Data entries:
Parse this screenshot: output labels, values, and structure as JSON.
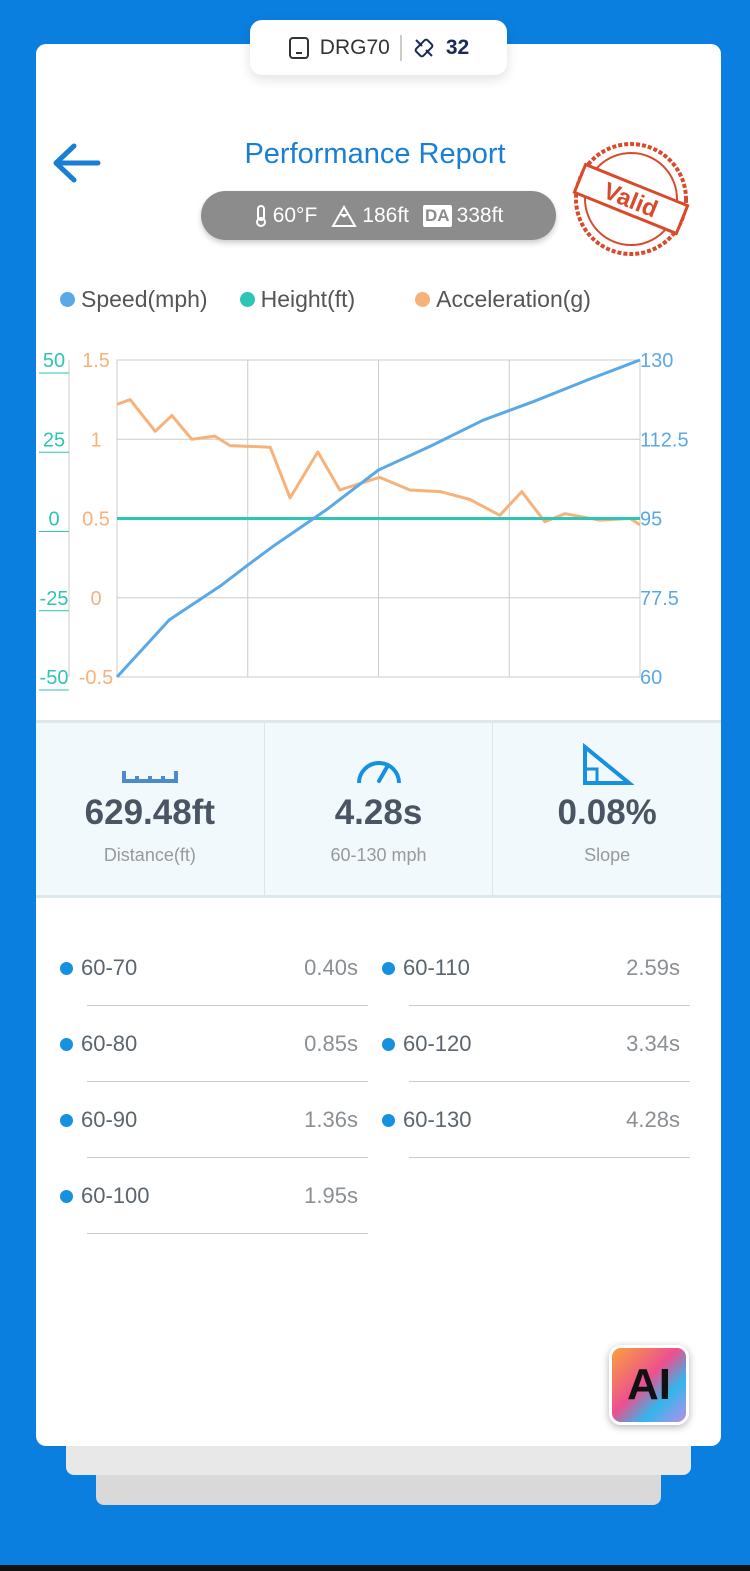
{
  "header": {
    "device": "DRG70",
    "satellites": "32",
    "title": "Performance Report",
    "temperature": "60°F",
    "altitude": "186ft",
    "density_altitude_label": "DA",
    "density_altitude": "338ft",
    "stamp_text": "Valid"
  },
  "chart_data": {
    "type": "line",
    "legend": [
      "Speed(mph)",
      "Height(ft)",
      "Acceleration(g)"
    ],
    "colors": {
      "speed": "#5aa9e6",
      "height": "#2ec4b6",
      "accel": "#f7b27a"
    },
    "left_axis_height": {
      "range": [
        -50,
        50
      ],
      "ticks": [
        "50",
        "25",
        "0",
        "-25",
        "-50"
      ]
    },
    "left_axis_accel": {
      "range": [
        -0.5,
        1.5
      ],
      "ticks": [
        "1.5",
        "1",
        "0.5",
        "0",
        "-0.5"
      ]
    },
    "right_axis_speed": {
      "range": [
        60,
        130
      ],
      "ticks": [
        "130",
        "112.5",
        "95",
        "77.5",
        "60"
      ]
    },
    "x_progress": [
      0,
      0.1,
      0.2,
      0.25,
      0.3,
      0.4,
      0.5,
      0.6,
      0.7,
      0.8,
      0.9,
      1.0
    ],
    "speed": [
      60,
      72.6,
      80.3,
      84.7,
      89,
      96.9,
      105.7,
      111,
      116.7,
      121,
      125.6,
      130
    ],
    "height": [
      0,
      0,
      0,
      0,
      0,
      0,
      0,
      0,
      0,
      0,
      0,
      0
    ],
    "accel_x": [
      0,
      0.025,
      0.073,
      0.105,
      0.143,
      0.187,
      0.216,
      0.293,
      0.331,
      0.384,
      0.426,
      0.502,
      0.56,
      0.618,
      0.675,
      0.732,
      0.774,
      0.818,
      0.857,
      0.923,
      0.981,
      1.0
    ],
    "accel": [
      1.22,
      1.25,
      1.05,
      1.15,
      1.0,
      1.02,
      0.96,
      0.95,
      0.63,
      0.92,
      0.68,
      0.76,
      0.68,
      0.67,
      0.62,
      0.52,
      0.67,
      0.48,
      0.53,
      0.49,
      0.5,
      0.46
    ]
  },
  "stats": [
    {
      "value": "629.48ft",
      "label": "Distance(ft)"
    },
    {
      "value": "4.28s",
      "label": "60-130 mph"
    },
    {
      "value": "0.08%",
      "label": "Slope"
    }
  ],
  "splits": [
    {
      "range": "60-70",
      "time": "0.40s"
    },
    {
      "range": "60-80",
      "time": "0.85s"
    },
    {
      "range": "60-90",
      "time": "1.36s"
    },
    {
      "range": "60-100",
      "time": "1.95s"
    },
    {
      "range": "60-110",
      "time": "2.59s"
    },
    {
      "range": "60-120",
      "time": "3.34s"
    },
    {
      "range": "60-130",
      "time": "4.28s"
    }
  ],
  "ai_button": "AI"
}
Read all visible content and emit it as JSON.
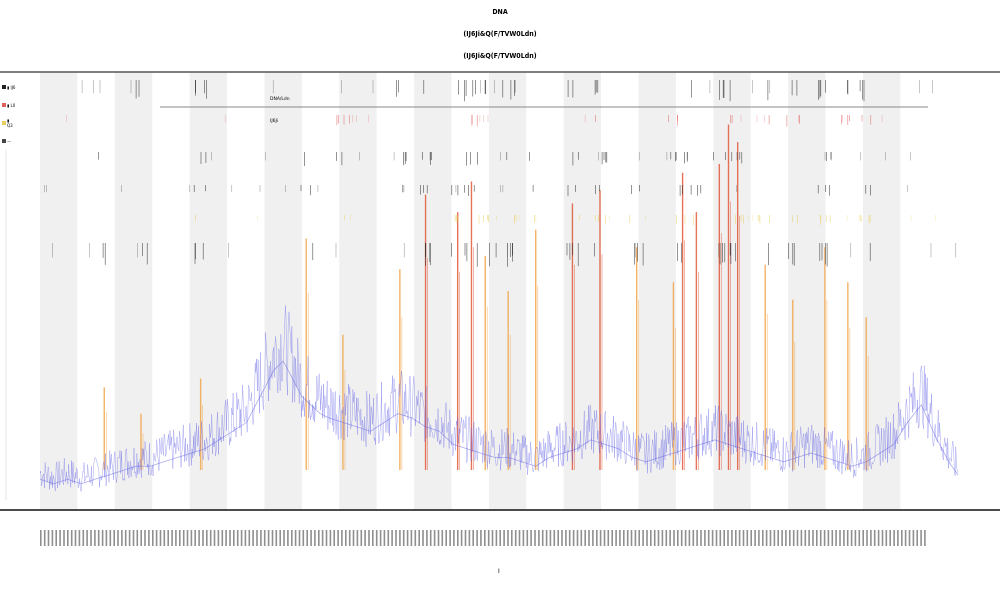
{
  "header": {
    "line1": "DNA",
    "line2": "(IJ6Ji&Q(F/TVW0Ldn)",
    "line3": "(IJ6Ji&Q(F/TVW0Ldn)"
  },
  "colors": {
    "band": "#f0f0f0",
    "axis": "#555555",
    "coverage": "#5a5ae6",
    "peak_red": "#e05030",
    "peak_orange": "#f0a040",
    "track_dark": "#222222",
    "track_red": "#e06060",
    "track_yellow": "#e8d060",
    "divider": "#888888"
  },
  "legend": [
    {
      "label": "▮ IJ6",
      "color": "#222222"
    },
    {
      "label": "▮ L0",
      "color": "#e06060"
    },
    {
      "label": "▮ Q3",
      "color": "#e8d060"
    },
    {
      "label": "—",
      "color": "#444444"
    }
  ],
  "inner_labels": [
    "DNA/Ldn",
    "IJ6Ji"
  ],
  "chart_data": {
    "type": "area",
    "title": "DNA",
    "subtitle": "(IJ6Ji&Q(F/TVW0Ldn)",
    "xlabel": "I",
    "ylabel": "",
    "x_range": [
      0,
      1000
    ],
    "ylim": [
      0,
      100
    ],
    "grid": false,
    "legend_position": "top-left",
    "band_count": 12,
    "series": [
      {
        "kind": "coverage",
        "x": [
          0,
          15,
          30,
          45,
          60,
          75,
          90,
          105,
          120,
          135,
          150,
          165,
          180,
          195,
          210,
          225,
          235,
          245,
          255,
          265,
          275,
          285,
          295,
          305,
          315,
          330,
          345,
          360,
          375,
          390,
          405,
          420,
          435,
          450,
          465,
          480,
          495,
          510,
          525,
          540,
          555,
          570,
          585,
          600,
          615,
          630,
          645,
          660,
          675,
          690,
          705,
          720,
          735,
          750,
          765,
          780,
          795,
          810,
          825,
          840,
          855,
          870,
          885,
          900,
          915,
          930,
          945,
          960,
          975,
          990,
          1000
        ],
        "values": [
          7,
          6,
          7,
          6,
          7,
          8,
          9,
          10,
          10,
          11,
          12,
          13,
          14,
          16,
          18,
          20,
          24,
          28,
          32,
          34,
          30,
          26,
          24,
          22,
          21,
          20,
          19,
          18,
          20,
          22,
          21,
          19,
          18,
          15,
          14,
          13,
          12,
          12,
          11,
          10,
          12,
          13,
          14,
          16,
          15,
          14,
          12,
          11,
          12,
          13,
          14,
          15,
          16,
          15,
          14,
          13,
          12,
          11,
          12,
          13,
          12,
          11,
          10,
          11,
          13,
          15,
          20,
          24,
          17,
          11,
          8
        ]
      }
    ],
    "peaks": {
      "x": [
        70,
        110,
        175,
        290,
        330,
        392,
        420,
        455,
        470,
        485,
        510,
        540,
        580,
        610,
        650,
        690,
        700,
        715,
        740,
        750,
        760,
        790,
        820,
        855,
        880,
        900
      ],
      "heights": [
        28,
        22,
        30,
        62,
        40,
        55,
        72,
        68,
        75,
        58,
        50,
        64,
        70,
        73,
        60,
        52,
        77,
        68,
        79,
        88,
        84,
        56,
        48,
        60,
        52,
        44
      ]
    },
    "bands": {
      "x_start": [
        0,
        81.5,
        163,
        244.5,
        326,
        407.5,
        489,
        570.5,
        652,
        733.5,
        815,
        896.5
      ],
      "width": 40.7
    },
    "tracks": {
      "divider_value": 0.93,
      "lanes": [
        {
          "name": "lane-1",
          "color": "#222222",
          "density": 0.6
        },
        {
          "name": "lane-2",
          "color": "#e06060",
          "density": 0.4
        },
        {
          "name": "lane-3",
          "color": "#222222",
          "density": 0.7
        },
        {
          "name": "lane-4",
          "color": "#222222",
          "density": 0.65
        },
        {
          "name": "lane-5",
          "color": "#e8d060",
          "density": 0.45
        },
        {
          "name": "lane-6",
          "color": "#222222",
          "density": 0.8
        }
      ]
    },
    "ticks": {
      "count": 230
    }
  }
}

Stated problem: Go through the data above and transcribe it in full, omitting any image.

Problem solution:
Parse this screenshot: output labels, values, and structure as JSON.
{
  "header": {
    "device": "DRG70",
    "satellites": "32",
    "title": "Performance Report",
    "temperature": "60°F",
    "altitude": "186ft",
    "density_altitude_label": "DA",
    "density_altitude": "338ft",
    "stamp_text": "Valid"
  },
  "chart_data": {
    "type": "line",
    "legend": [
      "Speed(mph)",
      "Height(ft)",
      "Acceleration(g)"
    ],
    "colors": {
      "speed": "#5aa9e6",
      "height": "#2ec4b6",
      "accel": "#f7b27a"
    },
    "left_axis_height": {
      "range": [
        -50,
        50
      ],
      "ticks": [
        "50",
        "25",
        "0",
        "-25",
        "-50"
      ]
    },
    "left_axis_accel": {
      "range": [
        -0.5,
        1.5
      ],
      "ticks": [
        "1.5",
        "1",
        "0.5",
        "0",
        "-0.5"
      ]
    },
    "right_axis_speed": {
      "range": [
        60,
        130
      ],
      "ticks": [
        "130",
        "112.5",
        "95",
        "77.5",
        "60"
      ]
    },
    "x_progress": [
      0,
      0.1,
      0.2,
      0.25,
      0.3,
      0.4,
      0.5,
      0.6,
      0.7,
      0.8,
      0.9,
      1.0
    ],
    "speed": [
      60,
      72.6,
      80.3,
      84.7,
      89,
      96.9,
      105.7,
      111,
      116.7,
      121,
      125.6,
      130
    ],
    "height": [
      0,
      0,
      0,
      0,
      0,
      0,
      0,
      0,
      0,
      0,
      0,
      0
    ],
    "accel_x": [
      0,
      0.025,
      0.073,
      0.105,
      0.143,
      0.187,
      0.216,
      0.293,
      0.331,
      0.384,
      0.426,
      0.502,
      0.56,
      0.618,
      0.675,
      0.732,
      0.774,
      0.818,
      0.857,
      0.923,
      0.981,
      1.0
    ],
    "accel": [
      1.22,
      1.25,
      1.05,
      1.15,
      1.0,
      1.02,
      0.96,
      0.95,
      0.63,
      0.92,
      0.68,
      0.76,
      0.68,
      0.67,
      0.62,
      0.52,
      0.67,
      0.48,
      0.53,
      0.49,
      0.5,
      0.46
    ]
  },
  "stats": [
    {
      "value": "629.48ft",
      "label": "Distance(ft)"
    },
    {
      "value": "4.28s",
      "label": "60-130 mph"
    },
    {
      "value": "0.08%",
      "label": "Slope"
    }
  ],
  "splits": [
    {
      "range": "60-70",
      "time": "0.40s"
    },
    {
      "range": "60-80",
      "time": "0.85s"
    },
    {
      "range": "60-90",
      "time": "1.36s"
    },
    {
      "range": "60-100",
      "time": "1.95s"
    },
    {
      "range": "60-110",
      "time": "2.59s"
    },
    {
      "range": "60-120",
      "time": "3.34s"
    },
    {
      "range": "60-130",
      "time": "4.28s"
    }
  ],
  "ai_button": "AI"
}
Read all visible content and emit it as JSON.
{
  "header": {
    "line1": "DNA",
    "line2": "(IJ6Ji&Q(F/TVW0Ldn)",
    "line3": "(IJ6Ji&Q(F/TVW0Ldn)"
  },
  "colors": {
    "band": "#f0f0f0",
    "axis": "#555555",
    "coverage": "#5a5ae6",
    "peak_red": "#e05030",
    "peak_orange": "#f0a040",
    "track_dark": "#222222",
    "track_red": "#e06060",
    "track_yellow": "#e8d060",
    "divider": "#888888"
  },
  "legend": [
    {
      "label": "▮ IJ6",
      "color": "#222222"
    },
    {
      "label": "▮ L0",
      "color": "#e06060"
    },
    {
      "label": "▮ Q3",
      "color": "#e8d060"
    },
    {
      "label": "—",
      "color": "#444444"
    }
  ],
  "inner_labels": [
    "DNA/Ldn",
    "IJ6Ji"
  ],
  "chart_data": {
    "type": "area",
    "title": "DNA",
    "subtitle": "(IJ6Ji&Q(F/TVW0Ldn)",
    "xlabel": "I",
    "ylabel": "",
    "x_range": [
      0,
      1000
    ],
    "ylim": [
      0,
      100
    ],
    "grid": false,
    "legend_position": "top-left",
    "band_count": 12,
    "series": [
      {
        "kind": "coverage",
        "x": [
          0,
          15,
          30,
          45,
          60,
          75,
          90,
          105,
          120,
          135,
          150,
          165,
          180,
          195,
          210,
          225,
          235,
          245,
          255,
          265,
          275,
          285,
          295,
          305,
          315,
          330,
          345,
          360,
          375,
          390,
          405,
          420,
          435,
          450,
          465,
          480,
          495,
          510,
          525,
          540,
          555,
          570,
          585,
          600,
          615,
          630,
          645,
          660,
          675,
          690,
          705,
          720,
          735,
          750,
          765,
          780,
          795,
          810,
          825,
          840,
          855,
          870,
          885,
          900,
          915,
          930,
          945,
          960,
          975,
          990,
          1000
        ],
        "values": [
          7,
          6,
          7,
          6,
          7,
          8,
          9,
          10,
          10,
          11,
          12,
          13,
          14,
          16,
          18,
          20,
          24,
          28,
          32,
          34,
          30,
          26,
          24,
          22,
          21,
          20,
          19,
          18,
          20,
          22,
          21,
          19,
          18,
          15,
          14,
          13,
          12,
          12,
          11,
          10,
          12,
          13,
          14,
          16,
          15,
          14,
          12,
          11,
          12,
          13,
          14,
          15,
          16,
          15,
          14,
          13,
          12,
          11,
          12,
          13,
          12,
          11,
          10,
          11,
          13,
          15,
          20,
          24,
          17,
          11,
          8
        ]
      }
    ],
    "peaks": {
      "x": [
        70,
        110,
        175,
        290,
        330,
        392,
        420,
        455,
        470,
        485,
        510,
        540,
        580,
        610,
        650,
        690,
        700,
        715,
        740,
        750,
        760,
        790,
        820,
        855,
        880,
        900
      ],
      "heights": [
        28,
        22,
        30,
        62,
        40,
        55,
        72,
        68,
        75,
        58,
        50,
        64,
        70,
        73,
        60,
        52,
        77,
        68,
        79,
        88,
        84,
        56,
        48,
        60,
        52,
        44
      ]
    },
    "bands": {
      "x_start": [
        0,
        81.5,
        163,
        244.5,
        326,
        407.5,
        489,
        570.5,
        652,
        733.5,
        815,
        896.5
      ],
      "width": 40.7
    },
    "tracks": {
      "divider_value": 0.93,
      "lanes": [
        {
          "name": "lane-1",
          "color": "#222222",
          "density": 0.6
        },
        {
          "name": "lane-2",
          "color": "#e06060",
          "density": 0.4
        },
        {
          "name": "lane-3",
          "color": "#222222",
          "density": 0.7
        },
        {
          "name": "lane-4",
          "color": "#222222",
          "density": 0.65
        },
        {
          "name": "lane-5",
          "color": "#e8d060",
          "density": 0.45
        },
        {
          "name": "lane-6",
          "color": "#222222",
          "density": 0.8
        }
      ]
    },
    "ticks": {
      "count": 230
    }
  }
}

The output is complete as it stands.